◆ What you are asked to do ◆
Check each line below for the word "title" and give the number of lines that have it, nothing more.
■ ■ ■ ■ ■ ■ ■
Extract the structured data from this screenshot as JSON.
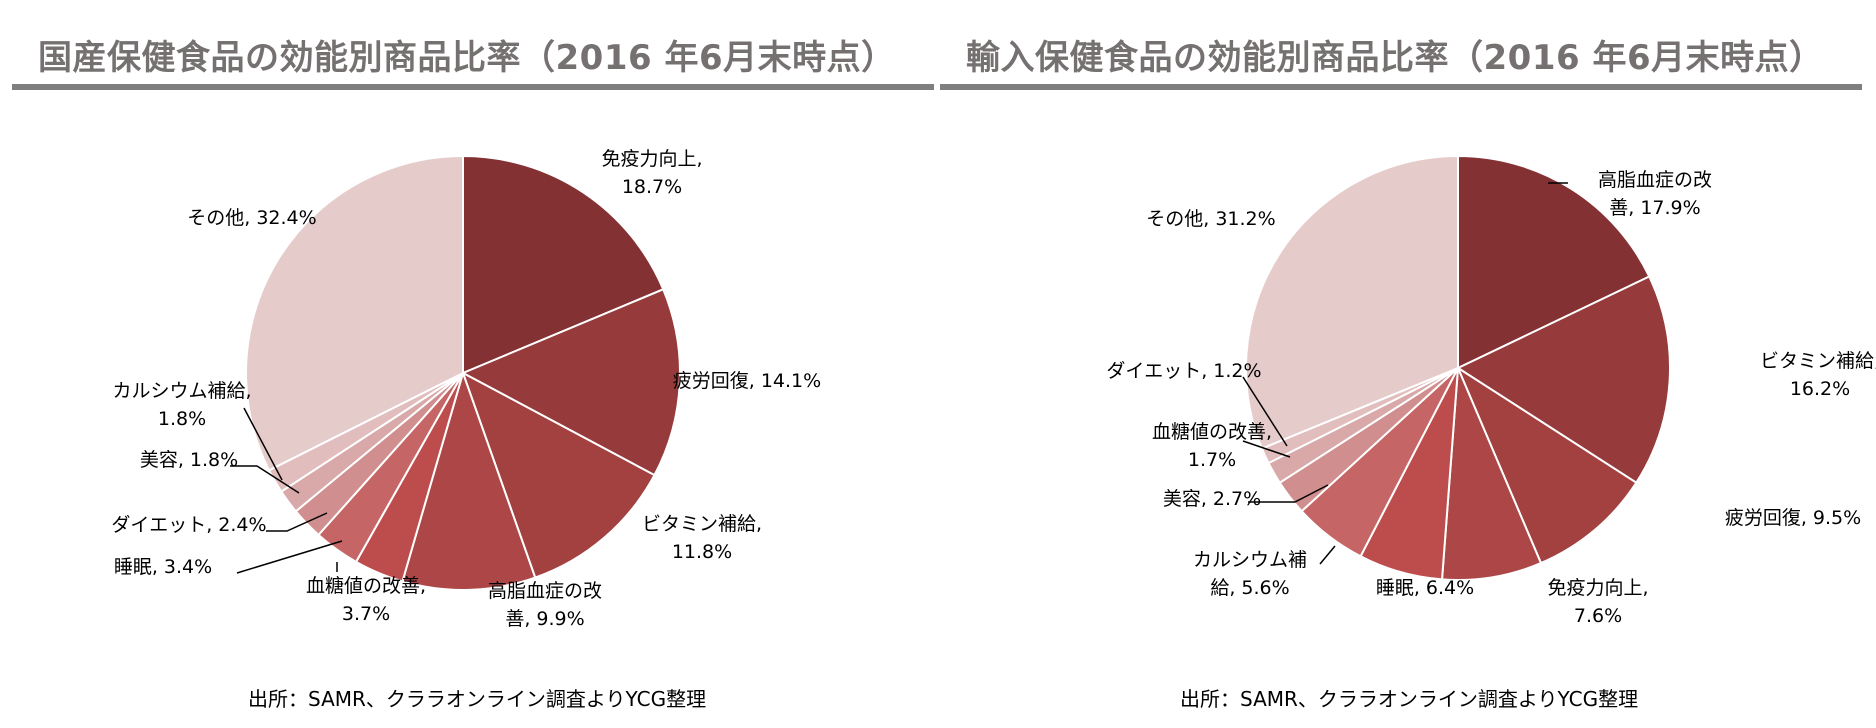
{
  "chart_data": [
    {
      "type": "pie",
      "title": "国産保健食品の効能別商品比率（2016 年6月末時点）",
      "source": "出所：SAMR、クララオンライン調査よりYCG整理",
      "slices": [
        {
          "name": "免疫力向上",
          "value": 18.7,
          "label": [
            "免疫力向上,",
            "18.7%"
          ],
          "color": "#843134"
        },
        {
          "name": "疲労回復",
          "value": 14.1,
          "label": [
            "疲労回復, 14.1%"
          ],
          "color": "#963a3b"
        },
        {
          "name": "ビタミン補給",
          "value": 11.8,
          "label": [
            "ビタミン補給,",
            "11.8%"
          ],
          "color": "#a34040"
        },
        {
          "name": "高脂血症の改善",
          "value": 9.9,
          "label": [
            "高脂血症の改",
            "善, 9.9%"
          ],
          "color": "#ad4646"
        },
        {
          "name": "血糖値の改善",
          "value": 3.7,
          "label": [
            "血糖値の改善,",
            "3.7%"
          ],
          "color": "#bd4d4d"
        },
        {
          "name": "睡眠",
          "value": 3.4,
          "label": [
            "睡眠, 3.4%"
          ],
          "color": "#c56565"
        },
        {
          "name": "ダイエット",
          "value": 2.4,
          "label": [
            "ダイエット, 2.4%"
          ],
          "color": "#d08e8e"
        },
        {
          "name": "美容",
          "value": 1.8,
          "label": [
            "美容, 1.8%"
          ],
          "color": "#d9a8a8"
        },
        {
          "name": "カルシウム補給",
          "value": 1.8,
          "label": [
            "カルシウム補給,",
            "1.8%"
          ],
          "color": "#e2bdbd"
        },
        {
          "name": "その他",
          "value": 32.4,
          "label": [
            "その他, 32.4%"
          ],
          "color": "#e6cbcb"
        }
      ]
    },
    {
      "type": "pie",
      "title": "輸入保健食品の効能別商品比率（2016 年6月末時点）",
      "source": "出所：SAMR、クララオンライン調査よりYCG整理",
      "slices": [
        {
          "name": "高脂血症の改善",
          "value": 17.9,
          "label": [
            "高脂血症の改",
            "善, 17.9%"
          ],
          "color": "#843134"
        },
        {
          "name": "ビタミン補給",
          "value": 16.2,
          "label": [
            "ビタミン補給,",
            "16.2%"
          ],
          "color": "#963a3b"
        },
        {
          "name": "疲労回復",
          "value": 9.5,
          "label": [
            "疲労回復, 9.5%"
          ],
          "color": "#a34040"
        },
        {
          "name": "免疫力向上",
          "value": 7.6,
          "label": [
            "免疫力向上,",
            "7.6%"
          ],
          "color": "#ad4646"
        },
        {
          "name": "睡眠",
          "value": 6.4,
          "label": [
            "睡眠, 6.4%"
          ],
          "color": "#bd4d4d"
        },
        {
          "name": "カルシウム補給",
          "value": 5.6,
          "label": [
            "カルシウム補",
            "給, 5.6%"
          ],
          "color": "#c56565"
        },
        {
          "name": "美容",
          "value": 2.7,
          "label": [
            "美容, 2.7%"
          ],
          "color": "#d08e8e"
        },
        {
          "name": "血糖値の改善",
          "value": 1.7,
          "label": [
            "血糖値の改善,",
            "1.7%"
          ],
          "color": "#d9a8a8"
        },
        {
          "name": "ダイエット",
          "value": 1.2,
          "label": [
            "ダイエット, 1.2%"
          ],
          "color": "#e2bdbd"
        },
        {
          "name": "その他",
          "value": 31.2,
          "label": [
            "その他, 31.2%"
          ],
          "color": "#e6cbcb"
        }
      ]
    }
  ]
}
■ ■ ■ ■ ■ ■ ■
◆ Worked solution ◆
2